[WORK TO BE COMPLETED] Go through the data below. Pull out every line that has the word "username".

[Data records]
*-*-*
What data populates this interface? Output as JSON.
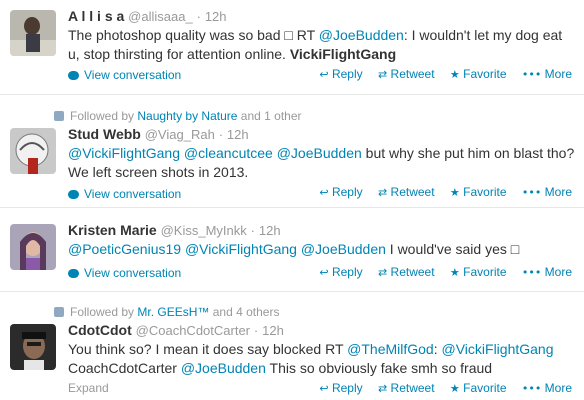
{
  "tweets": [
    {
      "fullname": "A l l i s a",
      "username": "@allisaaa_",
      "time": "12h",
      "text_parts": [
        "The photoshop quality was so bad ",
        "□",
        " RT ",
        "@JoeBudden",
        ": I wouldn't let my dog eat u, stop thirsting for attention online. ",
        "VickiFlightGang"
      ],
      "link": "View conversation",
      "actions": {
        "reply": "Reply",
        "retweet": "Retweet",
        "favorite": "Favorite",
        "more": "More"
      }
    },
    {
      "context": {
        "prefix": "Followed by",
        "name": "Naughty by Nature",
        "suffix": "and 1 other"
      },
      "fullname": "Stud Webb",
      "username": "@Viag_Rah",
      "time": "12h",
      "text_parts": [
        "@VickiFlightGang",
        " ",
        "@cleancutcee",
        " ",
        "@JoeBudden",
        " but why she put him on blast tho? We left screen shots in 2013."
      ],
      "link": "View conversation",
      "actions": {
        "reply": "Reply",
        "retweet": "Retweet",
        "favorite": "Favorite",
        "more": "More"
      }
    },
    {
      "fullname": "Kristen Marie",
      "username": "@Kiss_MyInkk",
      "time": "12h",
      "text_parts": [
        "@PoeticGenius19",
        " ",
        "@VickiFlightGang",
        " ",
        "@JoeBudden",
        " I would've said yes ",
        "□"
      ],
      "link": "View conversation",
      "actions": {
        "reply": "Reply",
        "retweet": "Retweet",
        "favorite": "Favorite",
        "more": "More"
      }
    },
    {
      "context": {
        "prefix": "Followed by",
        "name": "Mr. GEEsH™",
        "suffix": "and 4 others"
      },
      "fullname": "CdotCdot",
      "username": "@CoachCdotCarter",
      "time": "12h",
      "text_parts": [
        "You think so? I mean it does say blocked RT ",
        "@TheMilfGod",
        ": ",
        "@VickiFlightGang",
        " CoachCdotCarter ",
        "@JoeBudden",
        " This so obviously fake smh so fraud"
      ],
      "link": "Expand",
      "actions": {
        "reply": "Reply",
        "retweet": "Retweet",
        "favorite": "Favorite",
        "more": "More"
      }
    }
  ]
}
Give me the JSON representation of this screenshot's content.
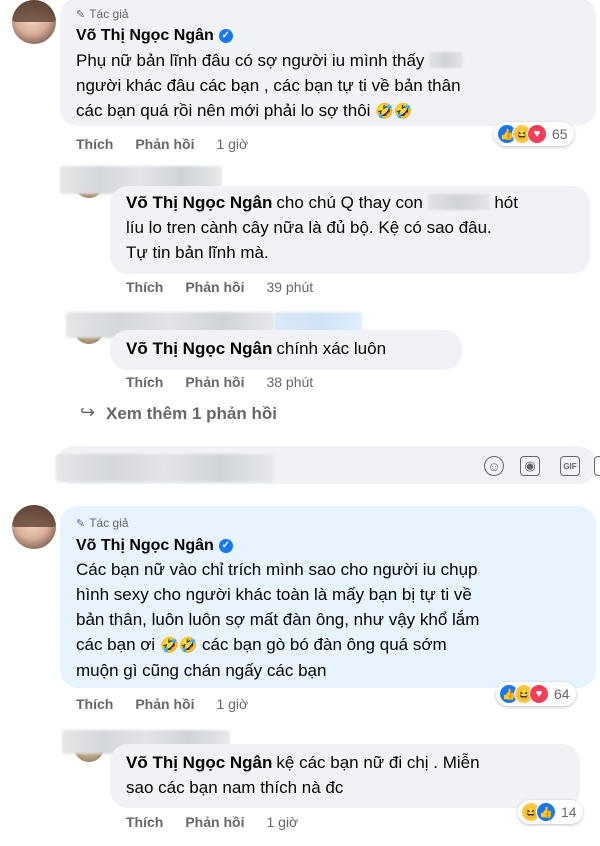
*-*-*
[OUTPUT FOR THIS EXERCISE]
      "username": "@allisaaa_",
      "username": "@Viag_Rah",
      "username": "@Kiss_MyInkk",
      "username": "@CoachCdotCarter",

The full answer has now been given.